--- Begin INPUT MATERIAL ---

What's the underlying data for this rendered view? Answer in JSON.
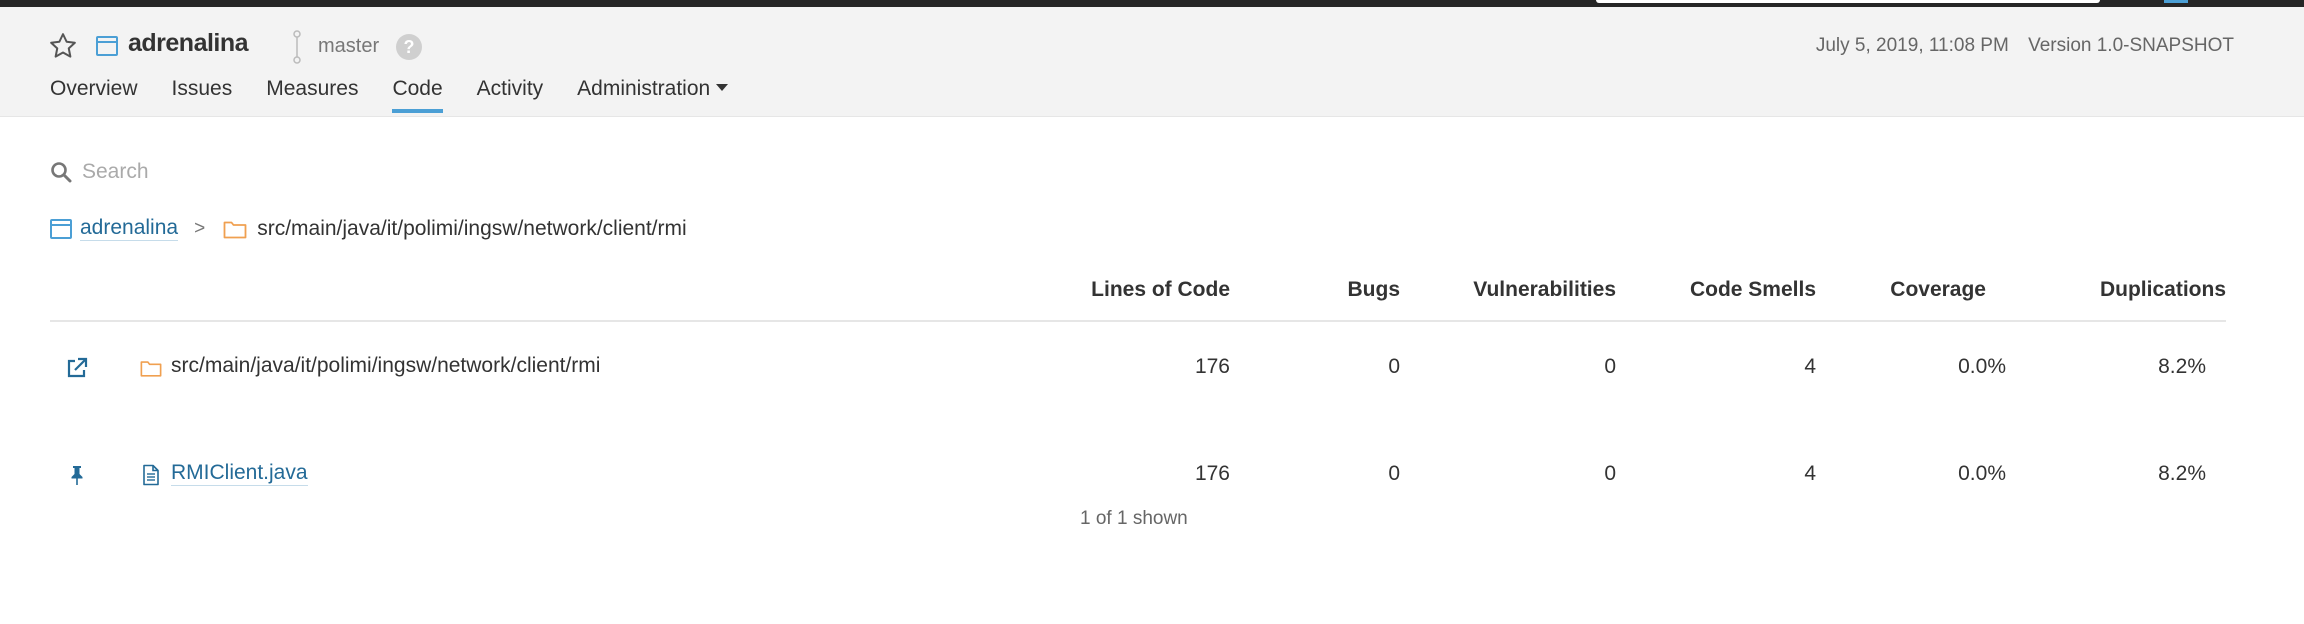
{
  "header": {
    "project_name": "adrenalina",
    "branch": "master",
    "help": "?",
    "date": "July 5, 2019, 11:08 PM",
    "version": "Version 1.0-SNAPSHOT"
  },
  "nav": {
    "overview": "Overview",
    "issues": "Issues",
    "measures": "Measures",
    "code": "Code",
    "activity": "Activity",
    "administration": "Administration",
    "active_tab": "Code"
  },
  "search": {
    "placeholder": "Search",
    "value": ""
  },
  "breadcrumb": {
    "project": "adrenalina",
    "separator": ">",
    "current": "src/main/java/it/polimi/ingsw/network/client/rmi"
  },
  "table": {
    "columns": [
      "Lines of Code",
      "Bugs",
      "Vulnerabilities",
      "Code Smells",
      "Coverage",
      "Duplications"
    ],
    "rows": [
      {
        "icon": "external-link-icon",
        "type_icon": "folder-icon",
        "name": "src/main/java/it/polimi/ingsw/network/client/rmi",
        "lines": "176",
        "bugs": "0",
        "vulnerabilities": "0",
        "code_smells": "4",
        "coverage": "0.0%",
        "duplications": "8.2%"
      },
      {
        "icon": "pin-icon",
        "type_icon": "file-icon",
        "name": "RMIClient.java",
        "lines": "176",
        "bugs": "0",
        "vulnerabilities": "0",
        "code_smells": "4",
        "coverage": "0.0%",
        "duplications": "8.2%"
      }
    ],
    "shown": "1 of 1 shown"
  },
  "colors": {
    "accent": "#4b9fd5",
    "link": "#236a97",
    "folder": "#f0a050",
    "header_bg": "#f3f3f3",
    "topbar": "#262626"
  }
}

--- End INPUT MATERIAL ---

• _GIVEN TASK_
All records must be output exactly as they are, except for the pictures, which are left out.

• _CORRECT RESPONSE_
What's the underlying data for this rendered view? Answer in JSON.
{
  "header": {
    "project_name": "adrenalina",
    "branch": "master",
    "help": "?",
    "date": "July 5, 2019, 11:08 PM",
    "version": "Version 1.0-SNAPSHOT"
  },
  "nav": {
    "overview": "Overview",
    "issues": "Issues",
    "measures": "Measures",
    "code": "Code",
    "activity": "Activity",
    "administration": "Administration",
    "active_tab": "Code"
  },
  "search": {
    "placeholder": "Search",
    "value": ""
  },
  "breadcrumb": {
    "project": "adrenalina",
    "separator": ">",
    "current": "src/main/java/it/polimi/ingsw/network/client/rmi"
  },
  "table": {
    "columns": [
      "Lines of Code",
      "Bugs",
      "Vulnerabilities",
      "Code Smells",
      "Coverage",
      "Duplications"
    ],
    "rows": [
      {
        "icon": "external-link-icon",
        "type_icon": "folder-icon",
        "name": "src/main/java/it/polimi/ingsw/network/client/rmi",
        "lines": "176",
        "bugs": "0",
        "vulnerabilities": "0",
        "code_smells": "4",
        "coverage": "0.0%",
        "duplications": "8.2%"
      },
      {
        "icon": "pin-icon",
        "type_icon": "file-icon",
        "name": "RMIClient.java",
        "lines": "176",
        "bugs": "0",
        "vulnerabilities": "0",
        "code_smells": "4",
        "coverage": "0.0%",
        "duplications": "8.2%"
      }
    ],
    "shown": "1 of 1 shown"
  },
  "colors": {
    "accent": "#4b9fd5",
    "link": "#236a97",
    "folder": "#f0a050",
    "header_bg": "#f3f3f3",
    "topbar": "#262626"
  }
}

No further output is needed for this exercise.